**Data in this exercise**
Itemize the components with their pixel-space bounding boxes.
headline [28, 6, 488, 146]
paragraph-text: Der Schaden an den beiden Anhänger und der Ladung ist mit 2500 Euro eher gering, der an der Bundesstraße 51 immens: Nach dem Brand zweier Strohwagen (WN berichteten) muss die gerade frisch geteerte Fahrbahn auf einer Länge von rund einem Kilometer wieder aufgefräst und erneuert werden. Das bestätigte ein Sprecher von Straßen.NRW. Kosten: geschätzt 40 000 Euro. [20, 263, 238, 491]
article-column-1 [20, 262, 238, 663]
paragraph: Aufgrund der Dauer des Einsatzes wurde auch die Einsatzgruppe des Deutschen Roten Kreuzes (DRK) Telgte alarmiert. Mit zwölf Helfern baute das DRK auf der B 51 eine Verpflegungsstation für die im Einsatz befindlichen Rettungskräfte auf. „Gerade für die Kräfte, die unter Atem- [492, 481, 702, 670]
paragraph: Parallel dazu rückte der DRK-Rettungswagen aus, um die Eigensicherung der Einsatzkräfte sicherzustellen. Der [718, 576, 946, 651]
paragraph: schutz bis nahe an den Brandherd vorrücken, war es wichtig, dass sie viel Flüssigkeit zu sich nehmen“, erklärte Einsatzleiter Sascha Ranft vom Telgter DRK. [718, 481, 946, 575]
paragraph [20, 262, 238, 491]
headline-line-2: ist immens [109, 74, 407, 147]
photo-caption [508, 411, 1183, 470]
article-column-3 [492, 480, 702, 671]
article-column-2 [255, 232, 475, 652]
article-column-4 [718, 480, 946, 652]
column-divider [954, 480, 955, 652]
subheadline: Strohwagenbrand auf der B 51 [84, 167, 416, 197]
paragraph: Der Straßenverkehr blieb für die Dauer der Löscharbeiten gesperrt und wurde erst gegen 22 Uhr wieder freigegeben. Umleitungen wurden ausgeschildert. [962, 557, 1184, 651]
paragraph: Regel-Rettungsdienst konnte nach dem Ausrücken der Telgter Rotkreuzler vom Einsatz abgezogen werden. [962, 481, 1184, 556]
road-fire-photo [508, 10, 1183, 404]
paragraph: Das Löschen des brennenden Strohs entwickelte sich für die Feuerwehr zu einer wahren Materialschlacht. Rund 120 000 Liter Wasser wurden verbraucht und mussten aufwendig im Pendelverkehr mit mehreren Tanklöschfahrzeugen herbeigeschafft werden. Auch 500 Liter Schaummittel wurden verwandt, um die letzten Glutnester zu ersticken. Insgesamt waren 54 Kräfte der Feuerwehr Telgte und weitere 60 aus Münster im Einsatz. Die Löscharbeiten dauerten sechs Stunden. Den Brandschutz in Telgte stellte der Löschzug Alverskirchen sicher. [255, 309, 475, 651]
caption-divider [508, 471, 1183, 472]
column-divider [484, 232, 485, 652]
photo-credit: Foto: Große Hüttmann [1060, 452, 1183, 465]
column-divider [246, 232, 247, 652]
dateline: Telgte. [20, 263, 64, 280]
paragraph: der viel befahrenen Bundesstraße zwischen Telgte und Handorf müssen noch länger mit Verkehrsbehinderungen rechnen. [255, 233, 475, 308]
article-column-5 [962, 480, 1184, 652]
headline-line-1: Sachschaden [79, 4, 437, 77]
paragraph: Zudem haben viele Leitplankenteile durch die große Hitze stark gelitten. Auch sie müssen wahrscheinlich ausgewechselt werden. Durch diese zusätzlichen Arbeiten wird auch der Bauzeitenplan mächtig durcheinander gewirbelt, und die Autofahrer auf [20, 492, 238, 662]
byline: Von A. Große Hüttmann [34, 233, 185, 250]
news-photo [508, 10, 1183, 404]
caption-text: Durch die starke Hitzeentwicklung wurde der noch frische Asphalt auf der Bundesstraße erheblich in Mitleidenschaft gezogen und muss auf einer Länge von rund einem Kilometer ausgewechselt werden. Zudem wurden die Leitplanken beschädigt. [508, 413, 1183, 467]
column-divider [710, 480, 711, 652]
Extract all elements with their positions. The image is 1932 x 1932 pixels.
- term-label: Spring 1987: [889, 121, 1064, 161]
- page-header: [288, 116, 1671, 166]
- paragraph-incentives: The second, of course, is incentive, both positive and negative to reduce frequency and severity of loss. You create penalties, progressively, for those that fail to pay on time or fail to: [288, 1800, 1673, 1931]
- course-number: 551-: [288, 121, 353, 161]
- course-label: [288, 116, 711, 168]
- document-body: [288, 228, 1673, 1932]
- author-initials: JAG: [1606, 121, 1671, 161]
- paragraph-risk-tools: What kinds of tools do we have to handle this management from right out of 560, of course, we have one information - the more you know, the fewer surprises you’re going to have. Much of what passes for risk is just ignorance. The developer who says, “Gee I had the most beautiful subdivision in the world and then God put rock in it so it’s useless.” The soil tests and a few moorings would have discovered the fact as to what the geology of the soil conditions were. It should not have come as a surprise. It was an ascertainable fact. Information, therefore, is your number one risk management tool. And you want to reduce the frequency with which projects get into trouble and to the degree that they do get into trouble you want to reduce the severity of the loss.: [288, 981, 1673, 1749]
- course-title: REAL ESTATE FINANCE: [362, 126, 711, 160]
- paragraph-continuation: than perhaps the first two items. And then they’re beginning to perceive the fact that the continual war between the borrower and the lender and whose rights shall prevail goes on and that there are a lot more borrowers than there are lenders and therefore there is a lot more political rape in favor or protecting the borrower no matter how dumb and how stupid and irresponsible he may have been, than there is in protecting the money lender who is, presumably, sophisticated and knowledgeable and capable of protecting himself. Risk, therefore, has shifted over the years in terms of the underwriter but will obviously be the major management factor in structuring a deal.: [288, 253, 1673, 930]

**Do this**
Write out all of the entries above line for line, keeping every word, number and mark unchanged.

**Task solution**
Itemize the components with their pixel-space bounding boxes.
headline [28, 6, 488, 146]
paragraph-text: Der Schaden an den beiden Anhänger und der Ladung ist mit 2500 Euro eher gering, der an der Bundesstraße 51 immens: Nach dem Brand zweier Strohwagen (WN berichteten) muss die gerade frisch geteerte Fahrbahn auf einer Länge von rund einem Kilometer wieder aufgefräst und erneuert werden. Das bestätigte ein Sprecher von Straßen.NRW. Kosten: geschätzt 40 000 Euro. [20, 263, 238, 491]
article-column-1 [20, 262, 238, 663]
paragraph: Aufgrund der Dauer des Einsatzes wurde auch die Einsatzgruppe des Deutschen Roten Kreuzes (DRK) Telgte alarmiert. Mit zwölf Helfern baute das DRK auf der B 51 eine Verpflegungsstation für die im Einsatz befindlichen Rettungskräfte auf. „Gerade für die Kräfte, die unter Atem- [492, 481, 702, 670]
paragraph: Parallel dazu rückte der DRK-Rettungswagen aus, um die Eigensicherung der Einsatzkräfte sicherzustellen. Der [718, 576, 946, 651]
paragraph: schutz bis nahe an den Brandherd vorrücken, war es wichtig, dass sie viel Flüssigkeit zu sich nehmen“, erklärte Einsatzleiter Sascha Ranft vom Telgter DRK. [718, 481, 946, 575]
paragraph [20, 262, 238, 491]
headline-line-2: ist immens [109, 74, 407, 147]
photo-caption [508, 411, 1183, 470]
article-column-3 [492, 480, 702, 671]
article-column-2 [255, 232, 475, 652]
article-column-4 [718, 480, 946, 652]
column-divider [954, 480, 955, 652]
subheadline: Strohwagenbrand auf der B 51 [84, 167, 416, 197]
paragraph: Der Straßenverkehr blieb für die Dauer der Löscharbeiten gesperrt und wurde erst gegen 22 Uhr wieder freigegeben. Umleitungen wurden ausgeschildert. [962, 557, 1184, 651]
paragraph: Regel-Rettungsdienst konnte nach dem Ausrücken der Telgter Rotkreuzler vom Einsatz abgezogen werden. [962, 481, 1184, 556]
road-fire-photo [508, 10, 1183, 404]
paragraph: Das Löschen des brennenden Strohs entwickelte sich für die Feuerwehr zu einer wahren Materialschlacht. Rund 120 000 Liter Wasser wurden verbraucht und mussten aufwendig im Pendelverkehr mit mehreren Tanklöschfahrzeugen herbeigeschafft werden. Auch 500 Liter Schaummittel wurden verwandt, um die letzten Glutnester zu ersticken. Insgesamt waren 54 Kräfte der Feuerwehr Telgte und weitere 60 aus Münster im Einsatz. Die Löscharbeiten dauerten sechs Stunden. Den Brandschutz in Telgte stellte der Löschzug Alverskirchen sicher. [255, 309, 475, 651]
caption-divider [508, 471, 1183, 472]
column-divider [484, 232, 485, 652]
photo-credit: Foto: Große Hüttmann [1060, 452, 1183, 465]
column-divider [246, 232, 247, 652]
dateline: Telgte. [20, 263, 64, 280]
paragraph: der viel befahrenen Bundesstraße zwischen Telgte und Handorf müssen noch länger mit Verkehrsbehinderungen rechnen. [255, 233, 475, 308]
article-column-5 [962, 480, 1184, 652]
headline-line-1: Sachschaden [79, 4, 437, 77]
paragraph: Zudem haben viele Leitplankenteile durch die große Hitze stark gelitten. Auch sie müssen wahrscheinlich ausgewechselt werden. Durch diese zusätzlichen Arbeiten wird auch der Bauzeitenplan mächtig durcheinander gewirbelt, und die Autofahrer auf [20, 492, 238, 662]
byline: Von A. Große Hüttmann [34, 233, 185, 250]
news-photo [508, 10, 1183, 404]
caption-text: Durch die starke Hitzeentwicklung wurde der noch frische Asphalt auf der Bundesstraße erheblich in Mitleidenschaft gezogen und muss auf einer Länge von rund einem Kilometer ausgewechselt werden. Zudem wurden die Leitplanken beschädigt. [508, 413, 1183, 467]
column-divider [710, 480, 711, 652]
Extract all elements with their positions. The image is 1932 x 1932 pixels.
- term-label: Spring 1987: [889, 121, 1064, 161]
- page-header: [288, 116, 1671, 166]
- paragraph-incentives: The second, of course, is incentive, both positive and negative to reduce frequency and severity of loss. You create penalties, progressively, for those that fail to pay on time or fail to: [288, 1800, 1673, 1931]
- course-number: 551-: [288, 121, 353, 161]
- course-label: [288, 116, 711, 168]
- document-body: [288, 228, 1673, 1932]
- author-initials: JAG: [1606, 121, 1671, 161]
- paragraph-risk-tools: What kinds of tools do we have to handle this management from right out of 560, of course, we have one information - the more you know, the fewer surprises you’re going to have. Much of what passes for risk is just ignorance. The developer who says, “Gee I had the most beautiful subdivision in the world and then God put rock in it so it’s useless.” The soil tests and a few moorings would have discovered the fact as to what the geology of the soil conditions were. It should not have come as a surprise. It was an ascertainable fact. Information, therefore, is your number one risk management tool. And you want to reduce the frequency with which projects get into trouble and to the degree that they do get into trouble you want to reduce the severity of the loss.: [288, 981, 1673, 1749]
- course-title: REAL ESTATE FINANCE: [362, 126, 711, 160]
- paragraph-continuation: than perhaps the first two items. And then they’re beginning to perceive the fact that the continual war between the borrower and the lender and whose rights shall prevail goes on and that there are a lot more borrowers than there are lenders and therefore there is a lot more political rape in favor or protecting the borrower no matter how dumb and how stupid and irresponsible he may have been, than there is in protecting the money lender who is, presumably, sophisticated and knowledgeable and capable of protecting himself. Risk, therefore, has shifted over the years in terms of the underwriter but will obviously be the major management factor in structuring a deal.: [288, 253, 1673, 930]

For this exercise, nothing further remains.